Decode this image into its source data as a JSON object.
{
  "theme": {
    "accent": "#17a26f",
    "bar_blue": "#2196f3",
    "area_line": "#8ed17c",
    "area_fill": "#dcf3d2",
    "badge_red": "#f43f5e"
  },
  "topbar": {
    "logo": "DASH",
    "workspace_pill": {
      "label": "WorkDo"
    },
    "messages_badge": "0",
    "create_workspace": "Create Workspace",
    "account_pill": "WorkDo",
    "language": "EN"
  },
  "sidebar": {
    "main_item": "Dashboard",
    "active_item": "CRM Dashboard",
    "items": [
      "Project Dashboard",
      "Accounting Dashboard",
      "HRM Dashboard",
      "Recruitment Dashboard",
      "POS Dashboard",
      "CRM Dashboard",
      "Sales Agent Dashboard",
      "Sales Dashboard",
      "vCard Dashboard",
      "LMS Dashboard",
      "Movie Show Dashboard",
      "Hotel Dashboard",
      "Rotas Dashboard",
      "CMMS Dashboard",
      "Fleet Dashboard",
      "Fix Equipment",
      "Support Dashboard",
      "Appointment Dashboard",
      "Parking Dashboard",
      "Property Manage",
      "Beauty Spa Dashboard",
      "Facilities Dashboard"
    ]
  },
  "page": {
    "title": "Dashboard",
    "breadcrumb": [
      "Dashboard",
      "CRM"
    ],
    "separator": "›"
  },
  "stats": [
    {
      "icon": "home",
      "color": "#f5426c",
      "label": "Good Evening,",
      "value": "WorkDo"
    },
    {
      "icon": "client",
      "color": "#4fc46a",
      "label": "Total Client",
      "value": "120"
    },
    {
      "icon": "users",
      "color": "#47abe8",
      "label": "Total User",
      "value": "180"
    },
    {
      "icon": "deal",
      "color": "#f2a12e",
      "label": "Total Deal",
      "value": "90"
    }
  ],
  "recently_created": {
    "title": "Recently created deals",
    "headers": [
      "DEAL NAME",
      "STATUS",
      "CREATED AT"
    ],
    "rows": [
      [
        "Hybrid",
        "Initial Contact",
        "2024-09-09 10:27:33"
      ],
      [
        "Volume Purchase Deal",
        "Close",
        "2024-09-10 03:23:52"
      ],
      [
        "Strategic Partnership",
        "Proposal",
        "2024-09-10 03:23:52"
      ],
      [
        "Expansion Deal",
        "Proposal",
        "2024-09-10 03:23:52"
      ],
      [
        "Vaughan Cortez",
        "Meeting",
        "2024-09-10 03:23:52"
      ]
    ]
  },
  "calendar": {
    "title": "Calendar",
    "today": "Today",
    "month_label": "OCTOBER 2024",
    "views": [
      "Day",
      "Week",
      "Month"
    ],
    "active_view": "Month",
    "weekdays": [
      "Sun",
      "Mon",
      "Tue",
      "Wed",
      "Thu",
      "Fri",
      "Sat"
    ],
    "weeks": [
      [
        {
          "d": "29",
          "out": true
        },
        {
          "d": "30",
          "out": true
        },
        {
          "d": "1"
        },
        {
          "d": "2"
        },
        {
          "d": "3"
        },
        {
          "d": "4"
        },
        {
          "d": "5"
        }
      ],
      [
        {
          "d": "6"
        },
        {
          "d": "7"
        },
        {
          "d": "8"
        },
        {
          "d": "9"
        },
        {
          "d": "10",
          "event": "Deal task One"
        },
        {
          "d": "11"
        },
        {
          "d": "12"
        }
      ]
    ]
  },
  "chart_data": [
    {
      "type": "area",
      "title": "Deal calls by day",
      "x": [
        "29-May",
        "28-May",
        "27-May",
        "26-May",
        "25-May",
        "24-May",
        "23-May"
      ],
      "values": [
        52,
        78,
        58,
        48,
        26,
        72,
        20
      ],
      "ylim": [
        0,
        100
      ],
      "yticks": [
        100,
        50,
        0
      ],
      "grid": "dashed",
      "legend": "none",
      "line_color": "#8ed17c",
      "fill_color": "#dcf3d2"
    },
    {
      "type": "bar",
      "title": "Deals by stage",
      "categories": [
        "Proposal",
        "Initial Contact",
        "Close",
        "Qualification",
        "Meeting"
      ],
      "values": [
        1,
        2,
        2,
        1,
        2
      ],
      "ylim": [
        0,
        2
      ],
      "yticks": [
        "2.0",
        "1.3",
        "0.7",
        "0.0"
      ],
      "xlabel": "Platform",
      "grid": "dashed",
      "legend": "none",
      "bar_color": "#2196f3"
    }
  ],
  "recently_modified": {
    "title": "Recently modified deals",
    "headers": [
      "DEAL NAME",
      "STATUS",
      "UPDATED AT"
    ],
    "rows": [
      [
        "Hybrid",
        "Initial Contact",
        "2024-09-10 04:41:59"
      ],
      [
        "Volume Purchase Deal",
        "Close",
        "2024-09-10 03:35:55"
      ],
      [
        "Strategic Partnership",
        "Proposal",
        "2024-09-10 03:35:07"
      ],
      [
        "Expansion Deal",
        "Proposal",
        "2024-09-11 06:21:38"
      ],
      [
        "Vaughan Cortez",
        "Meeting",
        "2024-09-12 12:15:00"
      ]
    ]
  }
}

* **WORK TO DO**
Your task is to quote the listing above word for word.

* **REPLY**
Decode this image into its source data as a JSON object.
{
  "theme": {
    "accent": "#17a26f",
    "bar_blue": "#2196f3",
    "area_line": "#8ed17c",
    "area_fill": "#dcf3d2",
    "badge_red": "#f43f5e"
  },
  "topbar": {
    "logo": "DASH",
    "workspace_pill": {
      "label": "WorkDo"
    },
    "messages_badge": "0",
    "create_workspace": "Create Workspace",
    "account_pill": "WorkDo",
    "language": "EN"
  },
  "sidebar": {
    "main_item": "Dashboard",
    "active_item": "CRM Dashboard",
    "items": [
      "Project Dashboard",
      "Accounting Dashboard",
      "HRM Dashboard",
      "Recruitment Dashboard",
      "POS Dashboard",
      "CRM Dashboard",
      "Sales Agent Dashboard",
      "Sales Dashboard",
      "vCard Dashboard",
      "LMS Dashboard",
      "Movie Show Dashboard",
      "Hotel Dashboard",
      "Rotas Dashboard",
      "CMMS Dashboard",
      "Fleet Dashboard",
      "Fix Equipment",
      "Support Dashboard",
      "Appointment Dashboard",
      "Parking Dashboard",
      "Property Manage",
      "Beauty Spa Dashboard",
      "Facilities Dashboard"
    ]
  },
  "page": {
    "title": "Dashboard",
    "breadcrumb": [
      "Dashboard",
      "CRM"
    ],
    "separator": "›"
  },
  "stats": [
    {
      "icon": "home",
      "color": "#f5426c",
      "label": "Good Evening,",
      "value": "WorkDo"
    },
    {
      "icon": "client",
      "color": "#4fc46a",
      "label": "Total Client",
      "value": "120"
    },
    {
      "icon": "users",
      "color": "#47abe8",
      "label": "Total User",
      "value": "180"
    },
    {
      "icon": "deal",
      "color": "#f2a12e",
      "label": "Total Deal",
      "value": "90"
    }
  ],
  "recently_created": {
    "title": "Recently created deals",
    "headers": [
      "DEAL NAME",
      "STATUS",
      "CREATED AT"
    ],
    "rows": [
      [
        "Hybrid",
        "Initial Contact",
        "2024-09-09 10:27:33"
      ],
      [
        "Volume Purchase Deal",
        "Close",
        "2024-09-10 03:23:52"
      ],
      [
        "Strategic Partnership",
        "Proposal",
        "2024-09-10 03:23:52"
      ],
      [
        "Expansion Deal",
        "Proposal",
        "2024-09-10 03:23:52"
      ],
      [
        "Vaughan Cortez",
        "Meeting",
        "2024-09-10 03:23:52"
      ]
    ]
  },
  "calendar": {
    "title": "Calendar",
    "today": "Today",
    "month_label": "OCTOBER 2024",
    "views": [
      "Day",
      "Week",
      "Month"
    ],
    "active_view": "Month",
    "weekdays": [
      "Sun",
      "Mon",
      "Tue",
      "Wed",
      "Thu",
      "Fri",
      "Sat"
    ],
    "weeks": [
      [
        {
          "d": "29",
          "out": true
        },
        {
          "d": "30",
          "out": true
        },
        {
          "d": "1"
        },
        {
          "d": "2"
        },
        {
          "d": "3"
        },
        {
          "d": "4"
        },
        {
          "d": "5"
        }
      ],
      [
        {
          "d": "6"
        },
        {
          "d": "7"
        },
        {
          "d": "8"
        },
        {
          "d": "9"
        },
        {
          "d": "10",
          "event": "Deal task One"
        },
        {
          "d": "11"
        },
        {
          "d": "12"
        }
      ]
    ]
  },
  "chart_data": [
    {
      "type": "area",
      "title": "Deal calls by day",
      "x": [
        "29-May",
        "28-May",
        "27-May",
        "26-May",
        "25-May",
        "24-May",
        "23-May"
      ],
      "values": [
        52,
        78,
        58,
        48,
        26,
        72,
        20
      ],
      "ylim": [
        0,
        100
      ],
      "yticks": [
        100,
        50,
        0
      ],
      "grid": "dashed",
      "legend": "none",
      "line_color": "#8ed17c",
      "fill_color": "#dcf3d2"
    },
    {
      "type": "bar",
      "title": "Deals by stage",
      "categories": [
        "Proposal",
        "Initial Contact",
        "Close",
        "Qualification",
        "Meeting"
      ],
      "values": [
        1,
        2,
        2,
        1,
        2
      ],
      "ylim": [
        0,
        2
      ],
      "yticks": [
        "2.0",
        "1.3",
        "0.7",
        "0.0"
      ],
      "xlabel": "Platform",
      "grid": "dashed",
      "legend": "none",
      "bar_color": "#2196f3"
    }
  ],
  "recently_modified": {
    "title": "Recently modified deals",
    "headers": [
      "DEAL NAME",
      "STATUS",
      "UPDATED AT"
    ],
    "rows": [
      [
        "Hybrid",
        "Initial Contact",
        "2024-09-10 04:41:59"
      ],
      [
        "Volume Purchase Deal",
        "Close",
        "2024-09-10 03:35:55"
      ],
      [
        "Strategic Partnership",
        "Proposal",
        "2024-09-10 03:35:07"
      ],
      [
        "Expansion Deal",
        "Proposal",
        "2024-09-11 06:21:38"
      ],
      [
        "Vaughan Cortez",
        "Meeting",
        "2024-09-12 12:15:00"
      ]
    ]
  }
}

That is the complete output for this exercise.